:: Problem to work on ::
Print every record below exactly as written.

:: Recorded data ::

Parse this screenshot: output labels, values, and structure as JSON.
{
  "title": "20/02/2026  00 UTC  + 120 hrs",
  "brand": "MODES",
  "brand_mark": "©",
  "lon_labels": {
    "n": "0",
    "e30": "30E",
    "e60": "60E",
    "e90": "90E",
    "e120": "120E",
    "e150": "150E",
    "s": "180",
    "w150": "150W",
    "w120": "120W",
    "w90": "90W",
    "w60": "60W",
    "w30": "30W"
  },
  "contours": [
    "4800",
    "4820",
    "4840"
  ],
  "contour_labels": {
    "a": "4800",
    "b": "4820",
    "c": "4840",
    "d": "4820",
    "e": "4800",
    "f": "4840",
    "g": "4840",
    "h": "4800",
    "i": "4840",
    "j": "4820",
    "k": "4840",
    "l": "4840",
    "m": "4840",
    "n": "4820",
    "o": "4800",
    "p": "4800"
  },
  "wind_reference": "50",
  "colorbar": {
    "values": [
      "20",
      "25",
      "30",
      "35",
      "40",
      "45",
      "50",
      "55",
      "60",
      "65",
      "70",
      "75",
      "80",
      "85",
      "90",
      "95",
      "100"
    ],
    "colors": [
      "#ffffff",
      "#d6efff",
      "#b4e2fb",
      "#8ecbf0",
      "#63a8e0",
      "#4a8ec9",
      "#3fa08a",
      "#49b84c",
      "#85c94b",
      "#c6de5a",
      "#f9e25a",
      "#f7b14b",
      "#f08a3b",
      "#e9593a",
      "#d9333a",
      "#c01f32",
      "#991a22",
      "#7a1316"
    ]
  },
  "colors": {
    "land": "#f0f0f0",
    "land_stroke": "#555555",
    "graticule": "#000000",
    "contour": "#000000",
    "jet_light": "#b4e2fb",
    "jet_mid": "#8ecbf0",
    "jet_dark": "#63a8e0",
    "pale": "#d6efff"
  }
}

:: Written answer ::
Parse this screenshot: output labels, values, and structure as JSON.
{
  "title": "20/02/2026  00 UTC  + 120 hrs",
  "brand": "MODES",
  "brand_mark": "©",
  "lon_labels": {
    "n": "0",
    "e30": "30E",
    "e60": "60E",
    "e90": "90E",
    "e120": "120E",
    "e150": "150E",
    "s": "180",
    "w150": "150W",
    "w120": "120W",
    "w90": "90W",
    "w60": "60W",
    "w30": "30W"
  },
  "contours": [
    "4800",
    "4820",
    "4840"
  ],
  "contour_labels": {
    "a": "4800",
    "b": "4820",
    "c": "4840",
    "d": "4820",
    "e": "4800",
    "f": "4840",
    "g": "4840",
    "h": "4800",
    "i": "4840",
    "j": "4820",
    "k": "4840",
    "l": "4840",
    "m": "4840",
    "n": "4820",
    "o": "4800",
    "p": "4800"
  },
  "wind_reference": "50",
  "colorbar": {
    "values": [
      "20",
      "25",
      "30",
      "35",
      "40",
      "45",
      "50",
      "55",
      "60",
      "65",
      "70",
      "75",
      "80",
      "85",
      "90",
      "95",
      "100"
    ],
    "colors": [
      "#ffffff",
      "#d6efff",
      "#b4e2fb",
      "#8ecbf0",
      "#63a8e0",
      "#4a8ec9",
      "#3fa08a",
      "#49b84c",
      "#85c94b",
      "#c6de5a",
      "#f9e25a",
      "#f7b14b",
      "#f08a3b",
      "#e9593a",
      "#d9333a",
      "#c01f32",
      "#991a22",
      "#7a1316"
    ]
  },
  "colors": {
    "land": "#f0f0f0",
    "land_stroke": "#555555",
    "graticule": "#000000",
    "contour": "#000000",
    "jet_light": "#b4e2fb",
    "jet_mid": "#8ecbf0",
    "jet_dark": "#63a8e0",
    "pale": "#d6efff"
  }
}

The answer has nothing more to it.